Your objective: Transcribe the entries that follow exactly as they appear, minus pictures.

Data for this exercise:
>>>>>

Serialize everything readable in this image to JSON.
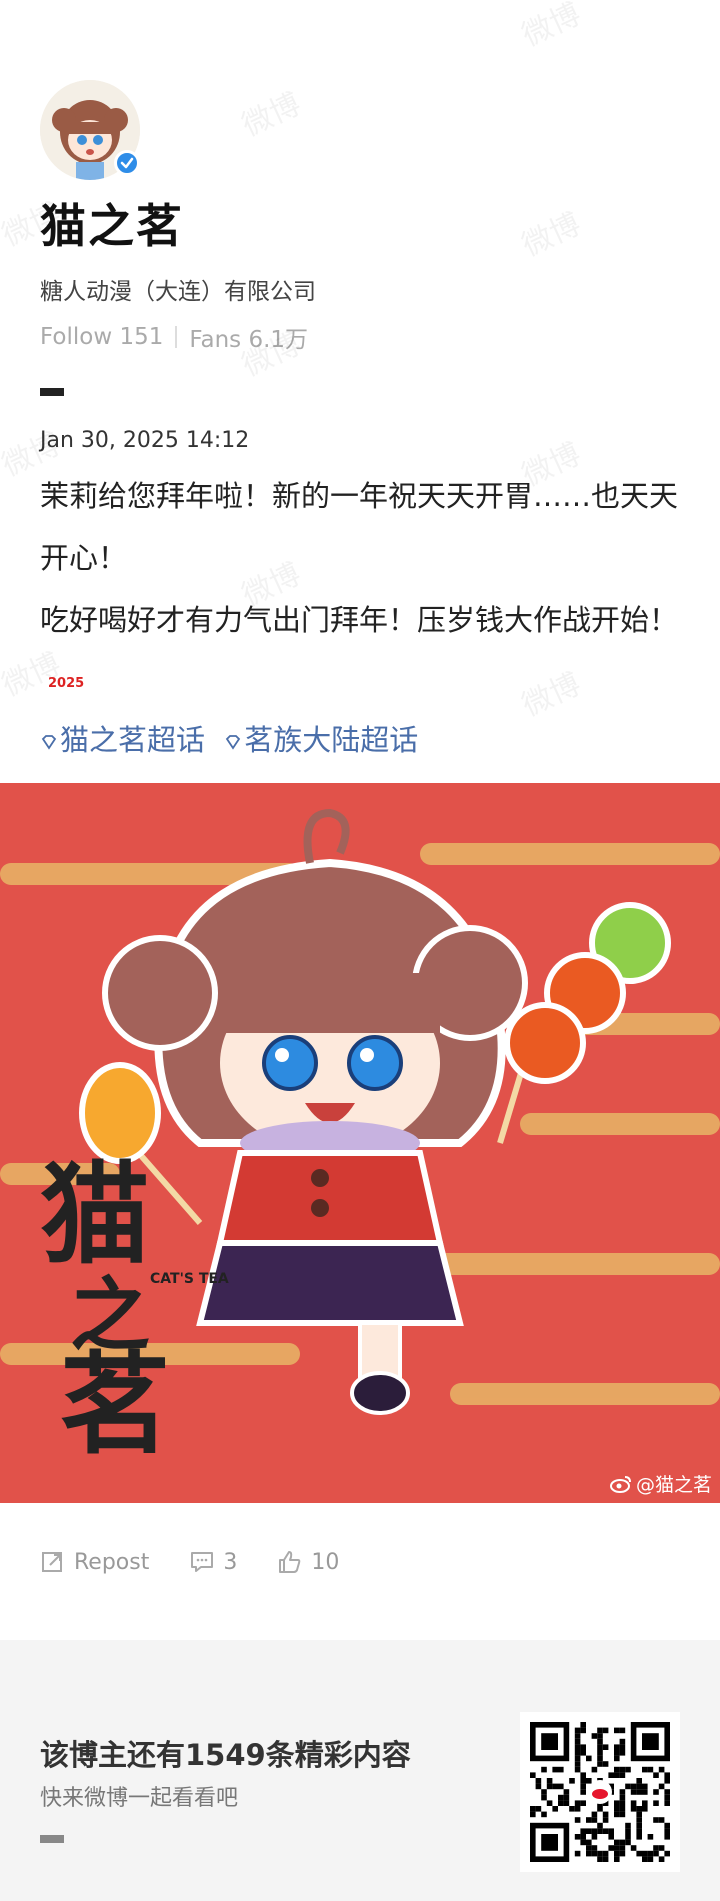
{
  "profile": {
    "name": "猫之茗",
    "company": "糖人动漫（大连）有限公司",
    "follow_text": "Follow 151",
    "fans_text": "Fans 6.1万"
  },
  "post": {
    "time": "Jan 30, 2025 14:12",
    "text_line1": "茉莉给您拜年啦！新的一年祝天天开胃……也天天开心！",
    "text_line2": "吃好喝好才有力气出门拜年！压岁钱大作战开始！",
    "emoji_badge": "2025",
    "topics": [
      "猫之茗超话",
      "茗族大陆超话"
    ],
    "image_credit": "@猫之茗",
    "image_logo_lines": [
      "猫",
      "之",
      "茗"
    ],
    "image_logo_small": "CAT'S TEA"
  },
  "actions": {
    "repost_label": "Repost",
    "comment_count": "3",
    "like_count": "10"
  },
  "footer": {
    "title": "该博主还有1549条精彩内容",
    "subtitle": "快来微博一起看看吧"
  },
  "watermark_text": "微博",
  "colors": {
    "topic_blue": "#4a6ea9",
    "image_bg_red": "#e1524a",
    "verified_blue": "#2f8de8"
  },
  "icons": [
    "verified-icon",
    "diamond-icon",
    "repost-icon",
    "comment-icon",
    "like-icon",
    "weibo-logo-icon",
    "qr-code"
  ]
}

<<<<<

Task result:
Serialize everything readable in this image to JSON.
{
  "profile": {
    "name": "猫之茗",
    "company": "糖人动漫（大连）有限公司",
    "follow_text": "Follow 151",
    "fans_text": "Fans 6.1万"
  },
  "post": {
    "time": "Jan 30, 2025 14:12",
    "text_line1": "茉莉给您拜年啦！新的一年祝天天开胃……也天天开心！",
    "text_line2": "吃好喝好才有力气出门拜年！压岁钱大作战开始！",
    "emoji_badge": "2025",
    "topics": [
      "猫之茗超话",
      "茗族大陆超话"
    ],
    "image_credit": "@猫之茗",
    "image_logo_lines": [
      "猫",
      "之",
      "茗"
    ],
    "image_logo_small": "CAT'S TEA"
  },
  "actions": {
    "repost_label": "Repost",
    "comment_count": "3",
    "like_count": "10"
  },
  "footer": {
    "title": "该博主还有1549条精彩内容",
    "subtitle": "快来微博一起看看吧"
  },
  "watermark_text": "微博",
  "colors": {
    "topic_blue": "#4a6ea9",
    "image_bg_red": "#e1524a",
    "verified_blue": "#2f8de8"
  },
  "icons": [
    "verified-icon",
    "diamond-icon",
    "repost-icon",
    "comment-icon",
    "like-icon",
    "weibo-logo-icon",
    "qr-code"
  ]
}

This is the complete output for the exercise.